→ Work required
Copy out the listing that follows exactly, dropping every picture.

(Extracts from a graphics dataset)
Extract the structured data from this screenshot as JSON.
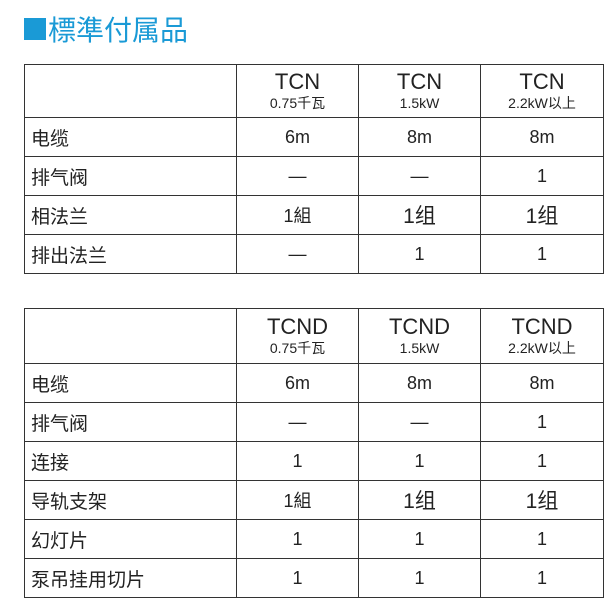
{
  "colors": {
    "accent": "#1a9ad6"
  },
  "title": "標準付属品",
  "tables": [
    {
      "headers": [
        {
          "model": "TCN",
          "power": "0.75千瓦"
        },
        {
          "model": "TCN",
          "power": "1.5kW"
        },
        {
          "model": "TCN",
          "power": "2.2kW以上"
        }
      ],
      "rows": [
        {
          "label": "电缆",
          "values": [
            "6m",
            "8m",
            "8m"
          ]
        },
        {
          "label": "排气阀",
          "values": [
            "—",
            "—",
            "1"
          ]
        },
        {
          "label": "相法兰",
          "values": [
            "1組",
            "1组",
            "1组"
          ]
        },
        {
          "label": "排出法兰",
          "values": [
            "—",
            "1",
            "1"
          ]
        }
      ]
    },
    {
      "headers": [
        {
          "model": "TCND",
          "power": "0.75千瓦"
        },
        {
          "model": "TCND",
          "power": "1.5kW"
        },
        {
          "model": "TCND",
          "power": "2.2kW以上"
        }
      ],
      "rows": [
        {
          "label": "电缆",
          "values": [
            "6m",
            "8m",
            "8m"
          ]
        },
        {
          "label": "排气阀",
          "values": [
            "—",
            "—",
            "1"
          ]
        },
        {
          "label": "连接",
          "values": [
            "1",
            "1",
            "1"
          ]
        },
        {
          "label": "导轨支架",
          "values": [
            "1組",
            "1组",
            "1组"
          ]
        },
        {
          "label": "幻灯片",
          "values": [
            "1",
            "1",
            "1"
          ]
        },
        {
          "label": "泵吊挂用切片",
          "values": [
            "1",
            "1",
            "1"
          ]
        }
      ]
    }
  ]
}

→ Exercise output
Extract the structured data from this screenshot as JSON.
{
  "colors": {
    "accent": "#1a9ad6"
  },
  "title": "標準付属品",
  "tables": [
    {
      "headers": [
        {
          "model": "TCN",
          "power": "0.75千瓦"
        },
        {
          "model": "TCN",
          "power": "1.5kW"
        },
        {
          "model": "TCN",
          "power": "2.2kW以上"
        }
      ],
      "rows": [
        {
          "label": "电缆",
          "values": [
            "6m",
            "8m",
            "8m"
          ]
        },
        {
          "label": "排气阀",
          "values": [
            "—",
            "—",
            "1"
          ]
        },
        {
          "label": "相法兰",
          "values": [
            "1組",
            "1组",
            "1组"
          ]
        },
        {
          "label": "排出法兰",
          "values": [
            "—",
            "1",
            "1"
          ]
        }
      ]
    },
    {
      "headers": [
        {
          "model": "TCND",
          "power": "0.75千瓦"
        },
        {
          "model": "TCND",
          "power": "1.5kW"
        },
        {
          "model": "TCND",
          "power": "2.2kW以上"
        }
      ],
      "rows": [
        {
          "label": "电缆",
          "values": [
            "6m",
            "8m",
            "8m"
          ]
        },
        {
          "label": "排气阀",
          "values": [
            "—",
            "—",
            "1"
          ]
        },
        {
          "label": "连接",
          "values": [
            "1",
            "1",
            "1"
          ]
        },
        {
          "label": "导轨支架",
          "values": [
            "1組",
            "1组",
            "1组"
          ]
        },
        {
          "label": "幻灯片",
          "values": [
            "1",
            "1",
            "1"
          ]
        },
        {
          "label": "泵吊挂用切片",
          "values": [
            "1",
            "1",
            "1"
          ]
        }
      ]
    }
  ]
}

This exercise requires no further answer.